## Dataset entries
· · ·

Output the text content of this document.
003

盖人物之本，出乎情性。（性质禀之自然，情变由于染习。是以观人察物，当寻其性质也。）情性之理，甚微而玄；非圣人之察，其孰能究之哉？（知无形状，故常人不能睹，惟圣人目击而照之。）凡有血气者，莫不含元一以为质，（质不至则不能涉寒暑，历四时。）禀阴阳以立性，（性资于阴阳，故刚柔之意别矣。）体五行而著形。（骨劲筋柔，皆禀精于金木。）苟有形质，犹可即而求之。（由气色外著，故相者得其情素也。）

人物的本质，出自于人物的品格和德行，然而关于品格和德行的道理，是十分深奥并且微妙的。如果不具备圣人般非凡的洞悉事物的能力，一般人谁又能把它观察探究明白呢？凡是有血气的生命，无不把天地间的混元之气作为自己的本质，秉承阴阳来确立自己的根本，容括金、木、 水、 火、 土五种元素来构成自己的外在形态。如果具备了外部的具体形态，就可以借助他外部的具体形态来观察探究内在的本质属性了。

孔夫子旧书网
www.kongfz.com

· · ·

## Task goal
Restate each record exactly as written.

## Answer below
Output the text content of this document.
003

盖人物之本，出乎情性。（性质禀之自然，情变由于染习。是以观人察物，当寻其性质也。）情性之理，甚微而玄；非圣人之察，其孰能究之哉？（知无形状，故常人不能睹，惟圣人目击而照之。）凡有血气者，莫不含元一以为质，（质不至则不能涉寒暑，历四时。）禀阴阳以立性，（性资于阴阳，故刚柔之意别矣。）体五行而著形。（骨劲筋柔，皆禀精于金木。）苟有形质，犹可即而求之。（由气色外著，故相者得其情素也。）

人物的本质，出自于人物的品格和德行，然而关于品格和德行的道理，是十分深奥并且微妙的。如果不具备圣人般非凡的洞悉事物的能力，一般人谁又能把它观察探究明白呢？凡是有血气的生命，无不把天地间的混元之气作为自己的本质，秉承阴阳来确立自己的根本，容括金、木、 水、 火、 土五种元素来构成自己的外在形态。如果具备了外部的具体形态，就可以借助他外部的具体形态来观察探究内在的本质属性了。

孔夫子旧书网
www.kongfz.com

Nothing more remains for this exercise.